(Dataset items)
* Start *
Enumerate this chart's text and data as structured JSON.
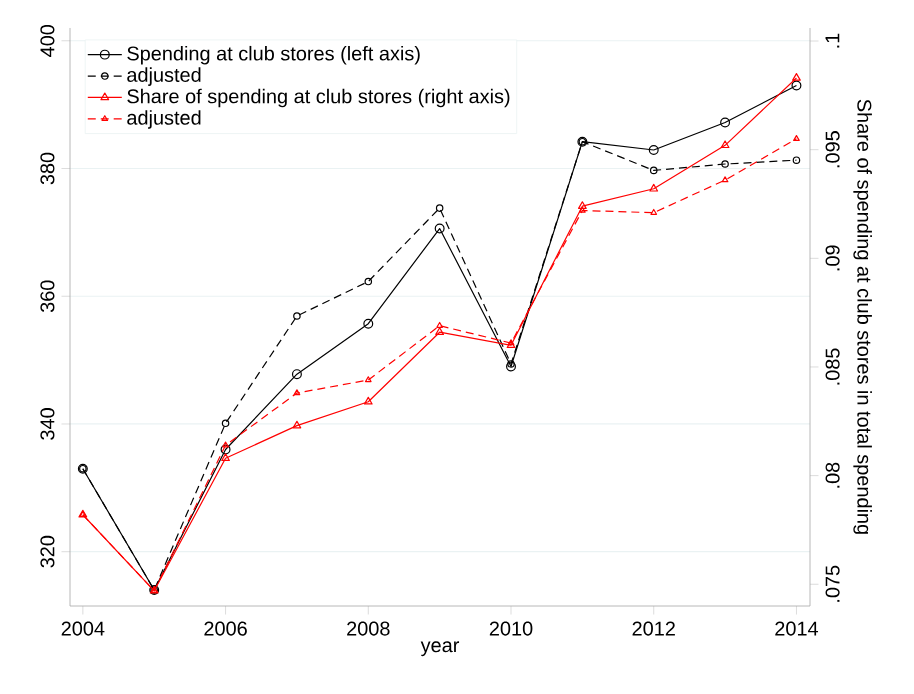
{
  "chart_data": {
    "type": "line",
    "xlabel": "year",
    "y2label": "Share of spending at club stores in total spending",
    "x": [
      2004,
      2005,
      2006,
      2007,
      2008,
      2009,
      2010,
      2011,
      2012,
      2013,
      2014
    ],
    "xlim": [
      2003.82,
      2014.19
    ],
    "xticks": [
      2004,
      2006,
      2008,
      2010,
      2012,
      2014
    ],
    "ylim": [
      311.5,
      402
    ],
    "yticks": [
      320,
      340,
      360,
      380,
      400
    ],
    "y2lim": [
      0.074,
      0.1006
    ],
    "y2ticks": [
      {
        "value": 0.075,
        "label": ".075"
      },
      {
        "value": 0.08,
        "label": ".08"
      },
      {
        "value": 0.085,
        "label": ".085"
      },
      {
        "value": 0.09,
        "label": ".09"
      },
      {
        "value": 0.095,
        "label": ".095"
      },
      {
        "value": 0.1,
        "label": ".1"
      }
    ],
    "grid": "y",
    "legend": "top left",
    "series": [
      {
        "name": "Spending at club stores (left axis)",
        "color": "#000000",
        "line_style": "solid",
        "marker": "circle",
        "values": [
          333,
          314,
          336,
          347.8,
          355.7,
          370.6,
          349,
          384.2,
          382.9,
          387.2,
          393
        ]
      },
      {
        "name": "adjusted",
        "color": "#000000",
        "line_style": "dashed",
        "marker": "circle",
        "values": [
          333,
          314,
          340.1,
          356.9,
          362.3,
          373.8,
          349.4,
          384.2,
          379.7,
          380.7,
          381.3
        ]
      },
      {
        "name": "Share of spending at club stores (right axis)",
        "color": "#ff0000",
        "line_style": "solid",
        "marker": "triangle",
        "axis": "y2",
        "values": [
          0.0782,
          0.0747,
          0.0808,
          0.0823,
          0.0834,
          0.0866,
          0.086,
          0.0924,
          0.0932,
          0.0952,
          0.0983
        ]
      },
      {
        "name": "adjusted",
        "color": "#ff0000",
        "line_style": "dashed",
        "marker": "triangle",
        "axis": "y2",
        "values": [
          0.0782,
          0.0747,
          0.0814,
          0.0838,
          0.0844,
          0.0869,
          0.0861,
          0.0922,
          0.0921,
          0.0936,
          0.0955
        ]
      }
    ]
  }
}
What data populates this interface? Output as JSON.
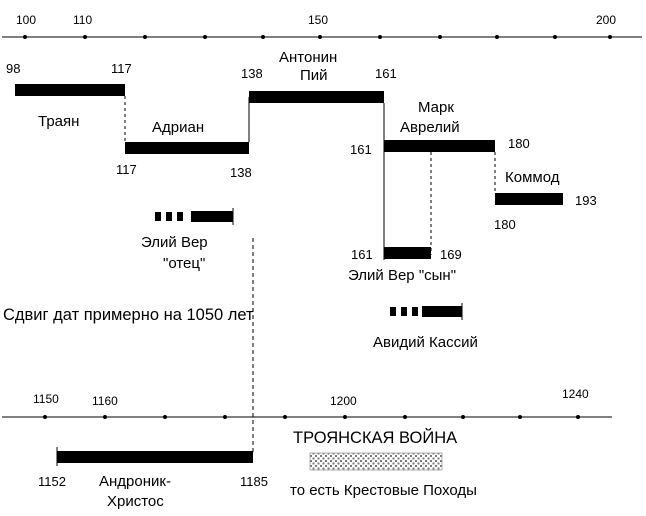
{
  "top_axis": {
    "ticks": [
      "100",
      "110",
      "150",
      "200"
    ]
  },
  "bottom_axis": {
    "ticks": [
      "1150",
      "1160",
      "1200",
      "1240"
    ]
  },
  "rulers": {
    "trajan": {
      "name": "Траян",
      "start": "98",
      "end": "117"
    },
    "hadrian": {
      "name": "Адриан",
      "start": "117",
      "end": "138"
    },
    "antoninus": {
      "name_line1": "Антонин",
      "name_line2": "Пий",
      "start": "138",
      "end": "161"
    },
    "marcus": {
      "name_line1": "Марк",
      "name_line2": "Аврелий",
      "start": "161",
      "end": "180"
    },
    "commodus": {
      "name": "Коммод",
      "start": "180",
      "end": "193"
    },
    "aelius_father": {
      "name_line1": "Элий Вер",
      "name_line2": "\"отец\""
    },
    "aelius_son": {
      "name": "Элий Вер \"сын\"",
      "start": "161",
      "end": "169"
    },
    "avidius": {
      "name": "Авидий Кассий"
    }
  },
  "shift_text": "Сдвиг дат примерно на 1050 лет",
  "andronicus": {
    "name_line1": "Андроник-",
    "name_line2": "Христос",
    "start": "1152",
    "end": "1185"
  },
  "trojan_war": {
    "title": "ТРОЯНСКАЯ ВОЙНА",
    "subtitle": "то есть Крестовые Походы"
  },
  "colors": {
    "ink": "#000000",
    "background": "#ffffff",
    "hatch": "#888888"
  }
}
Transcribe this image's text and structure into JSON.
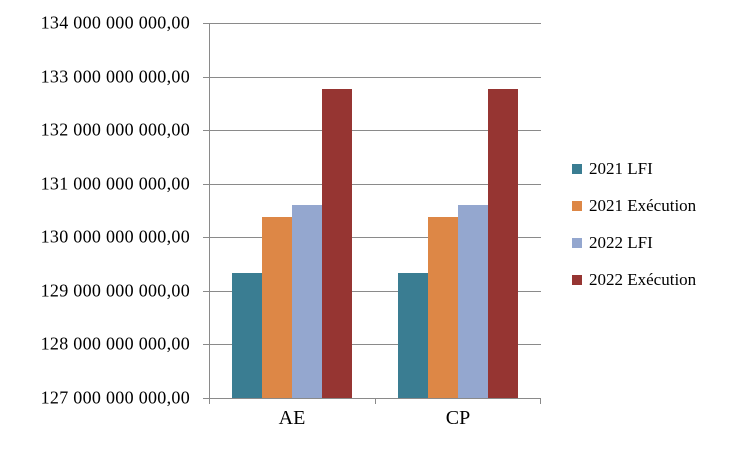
{
  "chart_data": {
    "type": "bar",
    "title": "",
    "categories": [
      "AE",
      "CP"
    ],
    "series": [
      {
        "name": "2021 LFI",
        "color": "#3a7d92",
        "values": [
          129340000000,
          129340000000
        ]
      },
      {
        "name": "2021 Exécution",
        "color": "#dd8746",
        "values": [
          130380000000,
          130380000000
        ]
      },
      {
        "name": "2022 LFI",
        "color": "#94a7cf",
        "values": [
          130600000000,
          130600000000
        ]
      },
      {
        "name": "2022 Exécution",
        "color": "#963532",
        "values": [
          132770000000,
          132770000000
        ]
      }
    ],
    "ylim": [
      127000000000,
      134000000000
    ],
    "ytick_step": 1000000000,
    "ytick_labels": [
      "134 000 000 000,00",
      "133 000 000 000,00",
      "132 000 000 000,00",
      "131 000 000 000,00",
      "130 000 000 000,00",
      "129 000 000 000,00",
      "128 000 000 000,00",
      "127 000 000 000,00"
    ],
    "grid": true,
    "legend_position": "right"
  },
  "style": {
    "background": "#ffffff",
    "grid_color": "#8a8a8a",
    "axis_color": "#8a8a8a",
    "text_color": "#000000"
  }
}
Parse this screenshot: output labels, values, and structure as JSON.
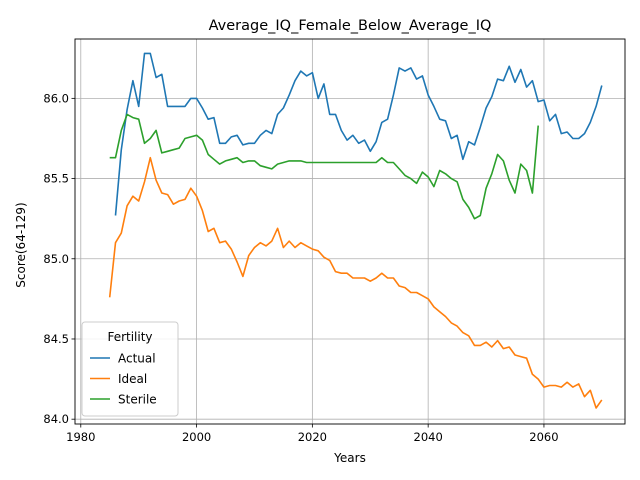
{
  "chart_data": {
    "type": "line",
    "title": "Average_IQ_Female_Below_Average_IQ",
    "xlabel": "Years",
    "ylabel": "Score(64-129)",
    "xlim": [
      1979,
      2074
    ],
    "ylim": [
      83.97,
      86.37
    ],
    "xticks": [
      1980,
      2000,
      2020,
      2040,
      2060
    ],
    "yticks": [
      84.0,
      84.5,
      85.0,
      85.5,
      86.0
    ],
    "grid": true,
    "legend": {
      "title": "Fertility",
      "placement": "lower-left"
    },
    "series": [
      {
        "name": "Actual",
        "color": "#1f77b4",
        "x": [
          1986,
          1987,
          1988,
          1989,
          1990,
          1991,
          1992,
          1993,
          1994,
          1995,
          1996,
          1997,
          1998,
          1999,
          2000,
          2001,
          2002,
          2003,
          2004,
          2005,
          2006,
          2007,
          2008,
          2009,
          2010,
          2011,
          2012,
          2013,
          2014,
          2015,
          2016,
          2017,
          2018,
          2019,
          2020,
          2021,
          2022,
          2023,
          2024,
          2025,
          2026,
          2027,
          2028,
          2029,
          2030,
          2031,
          2032,
          2033,
          2034,
          2035,
          2036,
          2037,
          2038,
          2039,
          2040,
          2041,
          2042,
          2043,
          2044,
          2045,
          2046,
          2047,
          2048,
          2049,
          2050,
          2051,
          2052,
          2053,
          2054,
          2055,
          2056,
          2057,
          2058,
          2059,
          2060,
          2061,
          2062,
          2063,
          2064,
          2065,
          2066,
          2067,
          2068,
          2069,
          2070
        ],
        "y": [
          85.27,
          85.68,
          85.93,
          86.11,
          85.95,
          86.28,
          86.28,
          86.13,
          86.15,
          85.95,
          85.95,
          85.95,
          85.95,
          86.0,
          86.0,
          85.94,
          85.87,
          85.88,
          85.72,
          85.72,
          85.76,
          85.77,
          85.71,
          85.72,
          85.72,
          85.77,
          85.8,
          85.78,
          85.9,
          85.94,
          86.02,
          86.11,
          86.17,
          86.14,
          86.16,
          86.0,
          86.09,
          85.9,
          85.9,
          85.8,
          85.74,
          85.77,
          85.72,
          85.74,
          85.67,
          85.73,
          85.85,
          85.87,
          86.02,
          86.19,
          86.17,
          86.19,
          86.12,
          86.14,
          86.02,
          85.95,
          85.87,
          85.86,
          85.75,
          85.77,
          85.62,
          85.73,
          85.71,
          85.82,
          85.94,
          86.01,
          86.12,
          86.11,
          86.2,
          86.1,
          86.18,
          86.07,
          86.11,
          85.98,
          85.99,
          85.86,
          85.9,
          85.78,
          85.79,
          85.75,
          85.75,
          85.78,
          85.85,
          85.95,
          86.08
        ]
      },
      {
        "name": "Ideal",
        "color": "#ff7f0e",
        "x": [
          1985,
          1986,
          1987,
          1988,
          1989,
          1990,
          1991,
          1992,
          1993,
          1994,
          1995,
          1996,
          1997,
          1998,
          1999,
          2000,
          2001,
          2002,
          2003,
          2004,
          2005,
          2006,
          2007,
          2008,
          2009,
          2010,
          2011,
          2012,
          2013,
          2014,
          2015,
          2016,
          2017,
          2018,
          2019,
          2020,
          2021,
          2022,
          2023,
          2024,
          2025,
          2026,
          2027,
          2028,
          2029,
          2030,
          2031,
          2032,
          2033,
          2034,
          2035,
          2036,
          2037,
          2038,
          2039,
          2040,
          2041,
          2042,
          2043,
          2044,
          2045,
          2046,
          2047,
          2048,
          2049,
          2050,
          2051,
          2052,
          2053,
          2054,
          2055,
          2056,
          2057,
          2058,
          2059,
          2060,
          2061,
          2062,
          2063,
          2064,
          2065,
          2066,
          2067,
          2068,
          2069,
          2070
        ],
        "y": [
          84.76,
          85.1,
          85.16,
          85.33,
          85.39,
          85.36,
          85.48,
          85.63,
          85.49,
          85.41,
          85.4,
          85.34,
          85.36,
          85.37,
          85.44,
          85.39,
          85.3,
          85.17,
          85.19,
          85.1,
          85.11,
          85.06,
          84.98,
          84.89,
          85.02,
          85.07,
          85.1,
          85.08,
          85.11,
          85.19,
          85.07,
          85.11,
          85.07,
          85.1,
          85.08,
          85.06,
          85.05,
          85.01,
          84.99,
          84.92,
          84.91,
          84.91,
          84.88,
          84.88,
          84.88,
          84.86,
          84.88,
          84.91,
          84.88,
          84.88,
          84.83,
          84.82,
          84.79,
          84.79,
          84.77,
          84.75,
          84.7,
          84.67,
          84.64,
          84.6,
          84.58,
          84.54,
          84.52,
          84.46,
          84.46,
          84.48,
          84.45,
          84.49,
          84.44,
          84.45,
          84.4,
          84.39,
          84.38,
          84.28,
          84.25,
          84.2,
          84.21,
          84.21,
          84.2,
          84.23,
          84.2,
          84.22,
          84.14,
          84.18,
          84.07,
          84.12
        ]
      },
      {
        "name": "Sterile",
        "color": "#2ca02c",
        "x": [
          1985,
          1986,
          1987,
          1988,
          1989,
          1990,
          1991,
          1992,
          1993,
          1994,
          1995,
          1996,
          1997,
          1998,
          1999,
          2000,
          2001,
          2002,
          2003,
          2004,
          2005,
          2006,
          2007,
          2008,
          2009,
          2010,
          2011,
          2012,
          2013,
          2014,
          2015,
          2016,
          2017,
          2018,
          2019,
          2020,
          2021,
          2022,
          2023,
          2024,
          2025,
          2026,
          2027,
          2028,
          2029,
          2030,
          2031,
          2032,
          2033,
          2034,
          2035,
          2036,
          2037,
          2038,
          2039,
          2040,
          2041,
          2042,
          2043,
          2044,
          2045,
          2046,
          2047,
          2048,
          2049,
          2050,
          2051,
          2052,
          2053,
          2054,
          2055,
          2056,
          2057,
          2058,
          2059
        ],
        "y": [
          85.63,
          85.63,
          85.8,
          85.9,
          85.88,
          85.87,
          85.72,
          85.75,
          85.8,
          85.66,
          85.67,
          85.68,
          85.69,
          85.75,
          85.76,
          85.77,
          85.74,
          85.65,
          85.62,
          85.59,
          85.61,
          85.62,
          85.63,
          85.6,
          85.61,
          85.61,
          85.58,
          85.57,
          85.56,
          85.59,
          85.6,
          85.61,
          85.61,
          85.61,
          85.6,
          85.6,
          85.6,
          85.6,
          85.6,
          85.6,
          85.6,
          85.6,
          85.6,
          85.6,
          85.6,
          85.6,
          85.6,
          85.63,
          85.6,
          85.6,
          85.56,
          85.52,
          85.5,
          85.47,
          85.54,
          85.51,
          85.45,
          85.55,
          85.53,
          85.5,
          85.48,
          85.37,
          85.32,
          85.25,
          85.27,
          85.44,
          85.53,
          85.65,
          85.61,
          85.49,
          85.41,
          85.59,
          85.55,
          85.41,
          85.83
        ]
      }
    ]
  }
}
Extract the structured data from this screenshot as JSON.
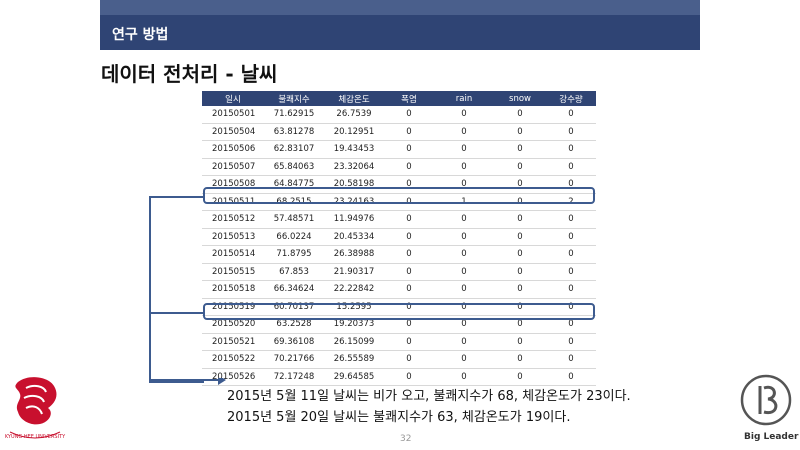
{
  "header": {
    "section_title": "연구 방법"
  },
  "slide": {
    "title": "데이터 전처리 - 날씨"
  },
  "table": {
    "columns": [
      "일시",
      "불쾌지수",
      "체감온도",
      "폭염",
      "rain",
      "snow",
      "강수량"
    ],
    "rows": [
      [
        "20150501",
        "71.62915",
        "26.7539",
        "0",
        "0",
        "0",
        "0"
      ],
      [
        "20150504",
        "63.81278",
        "20.12951",
        "0",
        "0",
        "0",
        "0"
      ],
      [
        "20150506",
        "62.83107",
        "19.43453",
        "0",
        "0",
        "0",
        "0"
      ],
      [
        "20150507",
        "65.84063",
        "23.32064",
        "0",
        "0",
        "0",
        "0"
      ],
      [
        "20150508",
        "64.84775",
        "20.58198",
        "0",
        "0",
        "0",
        "0"
      ],
      [
        "20150511",
        "68.2515",
        "23.24163",
        "0",
        "1",
        "0",
        "2"
      ],
      [
        "20150512",
        "57.48571",
        "11.94976",
        "0",
        "0",
        "0",
        "0"
      ],
      [
        "20150513",
        "66.0224",
        "20.45334",
        "0",
        "0",
        "0",
        "0"
      ],
      [
        "20150514",
        "71.8795",
        "26.38988",
        "0",
        "0",
        "0",
        "0"
      ],
      [
        "20150515",
        "67.853",
        "21.90317",
        "0",
        "0",
        "0",
        "0"
      ],
      [
        "20150518",
        "66.34624",
        "22.22842",
        "0",
        "0",
        "0",
        "0"
      ],
      [
        "20150519",
        "60.70137",
        "15.2595",
        "0",
        "0",
        "0",
        "0"
      ],
      [
        "20150520",
        "63.2528",
        "19.20373",
        "0",
        "0",
        "0",
        "0"
      ],
      [
        "20150521",
        "69.36108",
        "26.15099",
        "0",
        "0",
        "0",
        "0"
      ],
      [
        "20150522",
        "70.21766",
        "26.55589",
        "0",
        "0",
        "0",
        "0"
      ],
      [
        "20150526",
        "72.17248",
        "29.64585",
        "0",
        "0",
        "0",
        "0"
      ]
    ],
    "highlighted_rows": [
      5,
      12
    ]
  },
  "notes": [
    "2015년 5월 11일 날씨는 비가 오고, 불쾌지수가 68, 체감온도가 23이다.",
    "2015년 5월 20일 날씨는 불쾌지수가 63, 체감온도가 19이다."
  ],
  "footer": {
    "page_number": "32",
    "university_logo_text": "KYUNG HEE UNIVERSITY",
    "team_name": "Big Leader"
  },
  "colors": {
    "header_bg": "#2f4474",
    "header_stripe": "#4a5f8c",
    "highlight_border": "#3d5b8f",
    "logo_red": "#c8102e"
  }
}
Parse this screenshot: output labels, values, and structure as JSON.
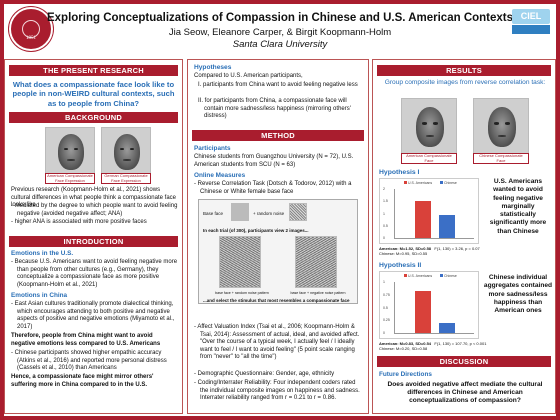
{
  "header": {
    "title": "Exploring Conceptualizations of Compassion in Chinese and U.S. American Contexts",
    "authors": "Jia Seow, Eleanore Carper, & Birgit Koopmann-Holm",
    "affiliation": "Santa Clara University",
    "seal_text": "SANTA CLARA UNIVERSITY",
    "seal_year": "1851",
    "logo_text": "CIEL"
  },
  "col1": {
    "present_header": "THE PRESENT RESEARCH",
    "question": "What does a compassionate face look like to people in non-WEIRD cultural contexts, such as to people from China?",
    "background_header": "BACKGROUND",
    "face_label_american": "American Compassionate Face Expression",
    "face_label_german": "German Compassionate Face Expression",
    "bg_text": "Previous research (Koopmann-Holm et al., 2021) shows cultural differences in what people think a compassionate face looks like",
    "bg_b1": "- mediated by the degree to which people want to avoid feeling negative (avoided negative affect; ANA)",
    "bg_b2": "- higher ANA is associated with more positive faces",
    "intro_header": "INTRODUCTION",
    "emo_us_title": "Emotions in the U.S.",
    "emo_us_b1": "- Because U.S. Americans want to avoid feeling negative more than people from other cultures (e.g., Germany), they conceptualize a compassionate face as more positive (Koopmann-Holm et al., 2021)",
    "emo_cn_title": "Emotions in China",
    "emo_cn_b1": "- East Asian cultures traditionally promote dialectical thinking, which encourages attending to both positive and negative aspects of positive and negative emotions (Miyamoto et al., 2017)",
    "therefore": "Therefore, people from China might want to avoid negative emotions less compared to U.S. Americans",
    "emo_cn_b2": "- Chinese participants showed higher empathic accuracy (Atkins et al., 2016) and reported more personal distress (Cassels et al., 2010) than Americans",
    "hence": "Hence, a compassionate face might mirror others' suffering more in China compared to in the U.S."
  },
  "col2": {
    "hyp_title": "Hypotheses",
    "hyp_intro": "Compared to U.S. American participants,",
    "hyp_i": "I. participants from China want to avoid feeling negative less",
    "hyp_ii": "II. for participants from China, a compassionate face will contain more sadness/less happiness (mirroring others' distress)",
    "method_header": "METHOD",
    "participants_title": "Participants",
    "participants_text": "Chinese students from Guangzhou University (N = 72), U.S. American students from SCU (N = 63)",
    "online_title": "Online Measures",
    "rct": "- Reverse Correlation Task (Dotsch & Todorov, 2012) with a Chinese or White female base face",
    "base_face": "Base face",
    "random_noise": "+ random noise",
    "trial_text": "In each trial (of 300), participants view 2 images...",
    "noise_left": "base face + random noise pattern",
    "noise_right": "base face + negative noise pattern",
    "select_text": "...and select the stimulus that most resembles a compassionate face",
    "avi": "- Affect Valuation Index (Tsai et al., 2006; Koopmann-Holm & Tsai, 2014): Assessment of actual, ideal, and avoided affect. \"Over the course of a typical week, I actually feel / I ideally want to feel / I want to avoid feeling\" (5 point scale ranging from \"never\" to \"all the time\")",
    "demo": "- Demographic Questionnaire: Gender, age, ethnicity",
    "coding": "- Coding/Interrater Reliability: Four independent coders rated the individual composite images on happiness and sadness. Interrater reliability ranged from r = 0.21 to r = 0.86."
  },
  "col3": {
    "results_header": "RESULTS",
    "group_title": "Group composite images from reverse correlation task:",
    "label_am": "American Compassionate Face",
    "label_cn": "Chinese Compassionate Face",
    "h1_title": "Hypothesis I",
    "h1_side": "U.S. Americans wanted to avoid feeling negative marginally statistically significantly more than Chinese",
    "h1_stats_am": "American: M=1.52, SD=0.58",
    "h1_stats_cn": "Chinese: M=0.95, SD=0.55",
    "h1_stats_f": "F(1, 130) = 3.26, p = 0.07",
    "h2_title": "Hypothesis II",
    "h2_side": "Chinese individual aggregates contained more sadness/less happiness than American ones",
    "h2_stats_am": "American: M=0.83, SD=0.54",
    "h2_stats_cn": "Chinese: M=0.20, SD=0.58",
    "h2_stats_f": "F(1, 130) = 107.70, p < 0.001",
    "discussion_header": "DISCUSSION",
    "future_title": "Future Directions",
    "future_q": "Does avoided negative affect mediate the cultural differences in Chinese and American conceptualizations of compassion?",
    "legend_am": "U.S. Americans",
    "legend_cn": "Chinese"
  },
  "chart_data": [
    {
      "type": "bar",
      "categories": [
        "U.S. Americans",
        "Chinese"
      ],
      "values": [
        1.52,
        0.95
      ],
      "ylim": [
        0,
        2
      ],
      "colors": [
        "#d9413a",
        "#3b6fc6"
      ]
    },
    {
      "type": "bar",
      "categories": [
        "U.S. Americans",
        "Chinese"
      ],
      "values": [
        0.83,
        0.2
      ],
      "ylim": [
        0,
        1
      ],
      "colors": [
        "#d9413a",
        "#3b6fc6"
      ]
    }
  ]
}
* End *
Filter the entries down to the lines containing "images". Copy each of those lines.

    "trial_text": "In each trial (of 300), participants view 2 images...",
    "coding": "- Coding/Interrater Reliability: Four independent coders rated the individual composite images on happiness and sadness. Interrater reliability ranged from r = 0.21 to r = 0.86."
    "group_title": "Group composite images from reverse correlation task:",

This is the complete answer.